---------- Listed records ----------

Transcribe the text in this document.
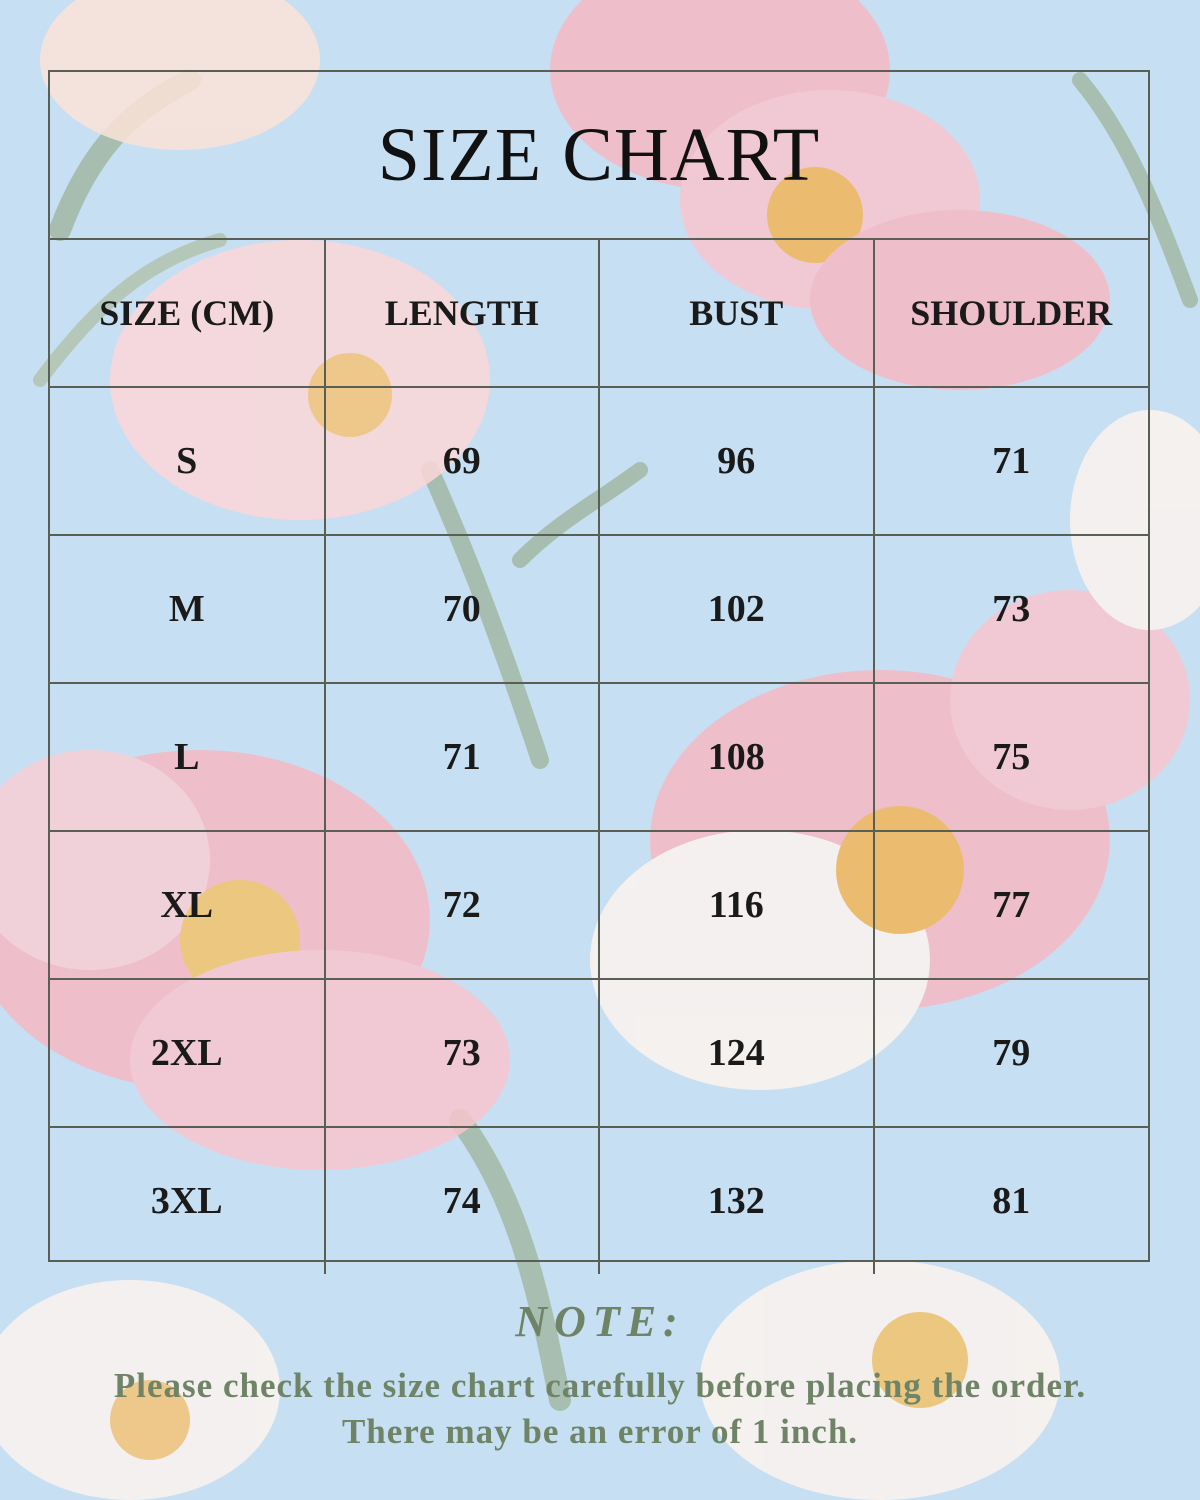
SIZE CHART
SIZE (CM)	LENGTH	BUST	SHOULDER
S	69	96	71
M	70	102	73
L	71	108	75
XL	72	116	77
2XL	73	124	79
3XL	74	132	81
NOTE:
Please check the size chart carefully before placing the order.
There may be an error of 1 inch.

----------

Copy each line of the records precisely and drop any images they hold.

▶ _Response below_
Transcribe the text in this document.
SIZE CHART
SIZE (CM)	LENGTH	BUST	SHOULDER
S	69	96	71
M	70	102	73
L	71	108	75
XL	72	116	77
2XL	73	124	79
3XL	74	132	81
NOTE:
Please check the size chart carefully before placing the order.
There may be an error of 1 inch.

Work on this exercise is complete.